→ WHAT THIS TASK INVOLVES
Leave the pictures out, and retype all of the material exactly as written.
---------- RECORDS PROVIDED
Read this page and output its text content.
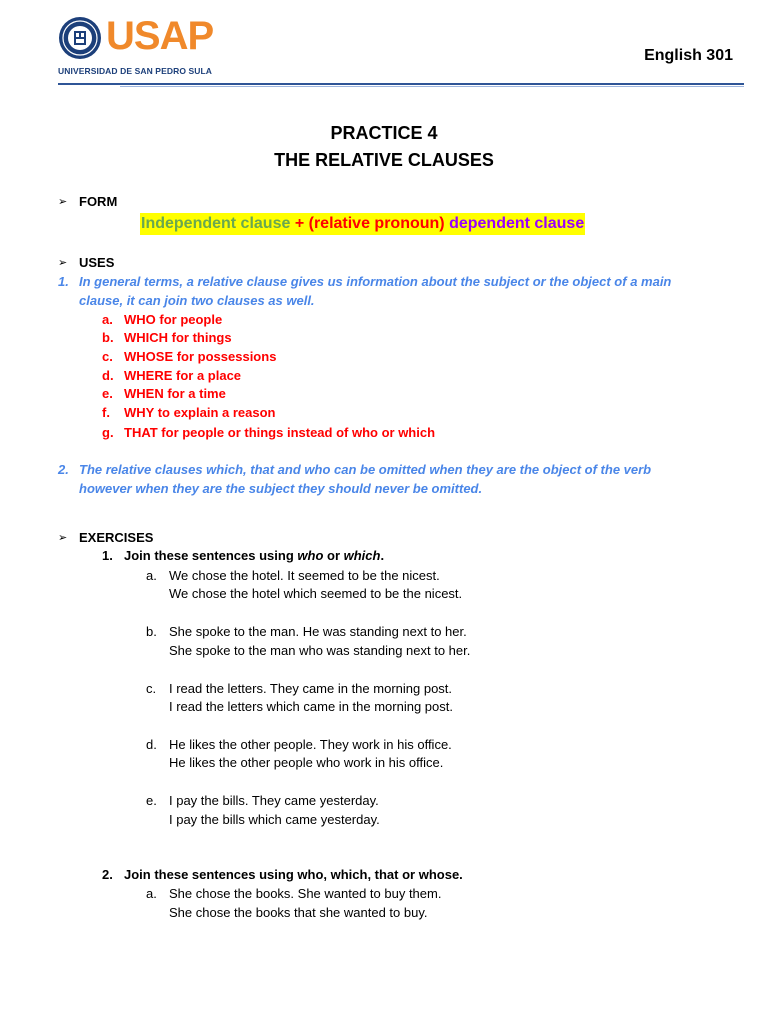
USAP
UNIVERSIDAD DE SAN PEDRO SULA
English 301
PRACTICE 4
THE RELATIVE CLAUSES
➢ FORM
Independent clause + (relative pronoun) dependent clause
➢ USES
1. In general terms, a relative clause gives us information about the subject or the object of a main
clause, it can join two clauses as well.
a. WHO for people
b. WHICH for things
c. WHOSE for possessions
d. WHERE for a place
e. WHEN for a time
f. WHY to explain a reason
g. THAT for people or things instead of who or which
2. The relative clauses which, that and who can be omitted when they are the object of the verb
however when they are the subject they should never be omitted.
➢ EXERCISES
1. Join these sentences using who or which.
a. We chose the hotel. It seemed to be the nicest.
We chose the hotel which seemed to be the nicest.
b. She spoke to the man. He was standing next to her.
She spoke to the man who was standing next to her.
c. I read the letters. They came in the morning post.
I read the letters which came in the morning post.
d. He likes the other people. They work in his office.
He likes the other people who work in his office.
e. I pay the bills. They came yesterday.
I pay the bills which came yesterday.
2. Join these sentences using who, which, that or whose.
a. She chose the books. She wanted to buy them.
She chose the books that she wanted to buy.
--------------------
→ THE OUTPUT
Read this page and output its text content.
USAP
UNIVERSIDAD DE SAN PEDRO SULA
English 301
PRACTICE 4
THE RELATIVE CLAUSES
➢ FORM
Independent clause + (relative pronoun) dependent clause
➢ USES
1. In general terms, a relative clause gives us information about the subject or the object of a main
clause, it can join two clauses as well.
a. WHO for people
b. WHICH for things
c. WHOSE for possessions
d. WHERE for a place
e. WHEN for a time
f. WHY to explain a reason
g. THAT for people or things instead of who or which
2. The relative clauses which, that and who can be omitted when they are the object of the verb
however when they are the subject they should never be omitted.
➢ EXERCISES
1. Join these sentences using who or which.
a. We chose the hotel. It seemed to be the nicest.
We chose the hotel which seemed to be the nicest.
b. She spoke to the man. He was standing next to her.
She spoke to the man who was standing next to her.
c. I read the letters. They came in the morning post.
I read the letters which came in the morning post.
d. He likes the other people. They work in his office.
He likes the other people who work in his office.
e. I pay the bills. They came yesterday.
I pay the bills which came yesterday.
2. Join these sentences using who, which, that or whose.
a. She chose the books. She wanted to buy them.
She chose the books that she wanted to buy.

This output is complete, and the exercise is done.